> RECORDS TO USE:
:::
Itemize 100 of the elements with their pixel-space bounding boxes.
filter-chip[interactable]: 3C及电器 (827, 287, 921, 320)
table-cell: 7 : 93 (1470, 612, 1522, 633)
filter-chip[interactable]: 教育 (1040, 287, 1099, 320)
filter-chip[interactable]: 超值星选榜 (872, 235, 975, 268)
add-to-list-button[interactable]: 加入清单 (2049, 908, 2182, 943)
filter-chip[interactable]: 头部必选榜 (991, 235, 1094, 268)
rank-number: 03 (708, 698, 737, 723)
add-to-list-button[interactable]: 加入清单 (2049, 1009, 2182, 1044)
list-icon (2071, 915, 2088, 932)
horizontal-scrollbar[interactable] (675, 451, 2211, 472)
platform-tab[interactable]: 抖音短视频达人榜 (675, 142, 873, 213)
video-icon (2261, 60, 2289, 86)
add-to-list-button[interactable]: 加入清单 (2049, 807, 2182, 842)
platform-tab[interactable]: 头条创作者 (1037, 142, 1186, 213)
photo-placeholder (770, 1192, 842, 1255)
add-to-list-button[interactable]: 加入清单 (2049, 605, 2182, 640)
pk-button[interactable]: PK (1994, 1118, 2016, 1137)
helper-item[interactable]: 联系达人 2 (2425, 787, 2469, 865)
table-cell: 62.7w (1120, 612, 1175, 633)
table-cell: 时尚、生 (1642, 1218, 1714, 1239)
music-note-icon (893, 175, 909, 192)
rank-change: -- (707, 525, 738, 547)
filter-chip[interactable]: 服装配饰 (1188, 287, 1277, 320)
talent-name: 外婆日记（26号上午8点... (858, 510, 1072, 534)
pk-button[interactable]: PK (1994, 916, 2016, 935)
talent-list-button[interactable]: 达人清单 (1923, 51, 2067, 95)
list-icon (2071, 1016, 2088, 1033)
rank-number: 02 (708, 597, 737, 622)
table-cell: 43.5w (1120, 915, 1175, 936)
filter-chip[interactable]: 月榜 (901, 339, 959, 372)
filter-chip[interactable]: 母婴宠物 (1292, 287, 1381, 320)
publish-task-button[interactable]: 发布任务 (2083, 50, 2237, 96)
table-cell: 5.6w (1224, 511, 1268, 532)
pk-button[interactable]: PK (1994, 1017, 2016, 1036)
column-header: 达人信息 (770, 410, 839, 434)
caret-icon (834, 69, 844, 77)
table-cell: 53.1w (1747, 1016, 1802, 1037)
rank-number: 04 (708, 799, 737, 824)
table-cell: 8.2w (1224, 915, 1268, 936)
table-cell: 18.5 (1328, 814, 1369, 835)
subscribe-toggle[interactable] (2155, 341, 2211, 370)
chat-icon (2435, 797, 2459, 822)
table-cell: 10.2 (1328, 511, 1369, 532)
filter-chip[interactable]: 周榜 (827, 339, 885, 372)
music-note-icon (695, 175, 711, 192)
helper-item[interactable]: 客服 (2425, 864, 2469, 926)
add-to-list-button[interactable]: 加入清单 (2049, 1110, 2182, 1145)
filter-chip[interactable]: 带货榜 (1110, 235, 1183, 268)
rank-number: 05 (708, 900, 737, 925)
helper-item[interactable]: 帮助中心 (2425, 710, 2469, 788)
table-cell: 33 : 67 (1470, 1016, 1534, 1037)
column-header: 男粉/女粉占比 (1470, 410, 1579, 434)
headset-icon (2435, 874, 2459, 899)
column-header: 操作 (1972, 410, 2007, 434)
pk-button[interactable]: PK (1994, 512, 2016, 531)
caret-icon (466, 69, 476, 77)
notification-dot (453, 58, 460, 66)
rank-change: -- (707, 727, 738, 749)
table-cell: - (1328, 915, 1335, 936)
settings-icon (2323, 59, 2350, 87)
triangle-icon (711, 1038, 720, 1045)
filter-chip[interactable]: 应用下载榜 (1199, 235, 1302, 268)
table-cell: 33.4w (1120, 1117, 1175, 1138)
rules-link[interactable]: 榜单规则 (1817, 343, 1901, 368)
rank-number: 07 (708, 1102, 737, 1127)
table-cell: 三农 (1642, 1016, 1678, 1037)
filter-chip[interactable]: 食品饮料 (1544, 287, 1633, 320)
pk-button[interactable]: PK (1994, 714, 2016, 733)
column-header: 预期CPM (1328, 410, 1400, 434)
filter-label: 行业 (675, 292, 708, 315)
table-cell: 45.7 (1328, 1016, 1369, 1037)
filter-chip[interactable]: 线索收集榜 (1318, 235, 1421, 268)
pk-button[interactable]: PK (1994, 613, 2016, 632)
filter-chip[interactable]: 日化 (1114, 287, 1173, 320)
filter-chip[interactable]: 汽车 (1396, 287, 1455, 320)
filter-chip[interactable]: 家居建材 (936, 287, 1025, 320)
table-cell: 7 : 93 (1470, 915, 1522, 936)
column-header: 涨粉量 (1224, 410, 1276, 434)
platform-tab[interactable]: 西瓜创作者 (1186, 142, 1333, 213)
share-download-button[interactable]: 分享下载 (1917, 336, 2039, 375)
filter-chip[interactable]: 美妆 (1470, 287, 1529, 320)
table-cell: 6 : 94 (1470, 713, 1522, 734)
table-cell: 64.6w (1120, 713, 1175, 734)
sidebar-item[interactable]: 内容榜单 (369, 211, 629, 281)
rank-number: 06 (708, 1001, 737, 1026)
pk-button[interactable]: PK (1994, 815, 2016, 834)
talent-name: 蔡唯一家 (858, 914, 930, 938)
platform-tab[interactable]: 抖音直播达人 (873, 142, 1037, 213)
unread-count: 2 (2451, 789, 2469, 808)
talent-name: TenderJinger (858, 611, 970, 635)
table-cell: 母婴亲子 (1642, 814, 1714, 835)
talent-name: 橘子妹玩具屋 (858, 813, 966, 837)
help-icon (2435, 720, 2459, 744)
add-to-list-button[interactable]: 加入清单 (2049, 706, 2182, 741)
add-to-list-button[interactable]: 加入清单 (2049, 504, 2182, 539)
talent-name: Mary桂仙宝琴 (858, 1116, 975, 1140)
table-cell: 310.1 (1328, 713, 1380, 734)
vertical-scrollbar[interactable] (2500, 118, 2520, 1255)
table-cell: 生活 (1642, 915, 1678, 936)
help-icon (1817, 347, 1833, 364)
:::
> EXERCISE AIM:
Copy out the listing from its first line through the line containing "table-cell: 8.2w (1224, 915, 1268, 936)", with both of those lines included, reproducing each line exactly.

> EXERCISE RESULT:
Itemize 100 of the elements with their pixel-space bounding boxes.
filter-chip[interactable]: 3C及电器 (827, 287, 921, 320)
table-cell: 7 : 93 (1470, 612, 1522, 633)
filter-chip[interactable]: 教育 (1040, 287, 1099, 320)
filter-chip[interactable]: 超值星选榜 (872, 235, 975, 268)
add-to-list-button[interactable]: 加入清单 (2049, 908, 2182, 943)
filter-chip[interactable]: 头部必选榜 (991, 235, 1094, 268)
rank-number: 03 (708, 698, 737, 723)
add-to-list-button[interactable]: 加入清单 (2049, 1009, 2182, 1044)
list-icon (2071, 915, 2088, 932)
horizontal-scrollbar[interactable] (675, 451, 2211, 472)
platform-tab[interactable]: 抖音短视频达人榜 (675, 142, 873, 213)
video-icon (2261, 60, 2289, 86)
add-to-list-button[interactable]: 加入清单 (2049, 807, 2182, 842)
platform-tab[interactable]: 头条创作者 (1037, 142, 1186, 213)
photo-placeholder (770, 1192, 842, 1255)
add-to-list-button[interactable]: 加入清单 (2049, 605, 2182, 640)
pk-button[interactable]: PK (1994, 1118, 2016, 1137)
helper-item[interactable]: 联系达人 2 (2425, 787, 2469, 865)
table-cell: 62.7w (1120, 612, 1175, 633)
table-cell: 时尚、生 (1642, 1218, 1714, 1239)
music-note-icon (893, 175, 909, 192)
rank-change: -- (707, 525, 738, 547)
filter-chip[interactable]: 服装配饰 (1188, 287, 1277, 320)
talent-name: 外婆日记（26号上午8点... (858, 510, 1072, 534)
pk-button[interactable]: PK (1994, 916, 2016, 935)
talent-list-button[interactable]: 达人清单 (1923, 51, 2067, 95)
list-icon (2071, 1016, 2088, 1033)
rank-number: 02 (708, 597, 737, 622)
table-cell: 43.5w (1120, 915, 1175, 936)
filter-chip[interactable]: 月榜 (901, 339, 959, 372)
filter-chip[interactable]: 母婴宠物 (1292, 287, 1381, 320)
publish-task-button[interactable]: 发布任务 (2083, 50, 2237, 96)
table-cell: 5.6w (1224, 511, 1268, 532)
pk-button[interactable]: PK (1994, 1017, 2016, 1036)
column-header: 达人信息 (770, 410, 839, 434)
caret-icon (834, 69, 844, 77)
table-cell: 53.1w (1747, 1016, 1802, 1037)
rank-number: 04 (708, 799, 737, 824)
table-cell: 8.2w (1224, 915, 1268, 936)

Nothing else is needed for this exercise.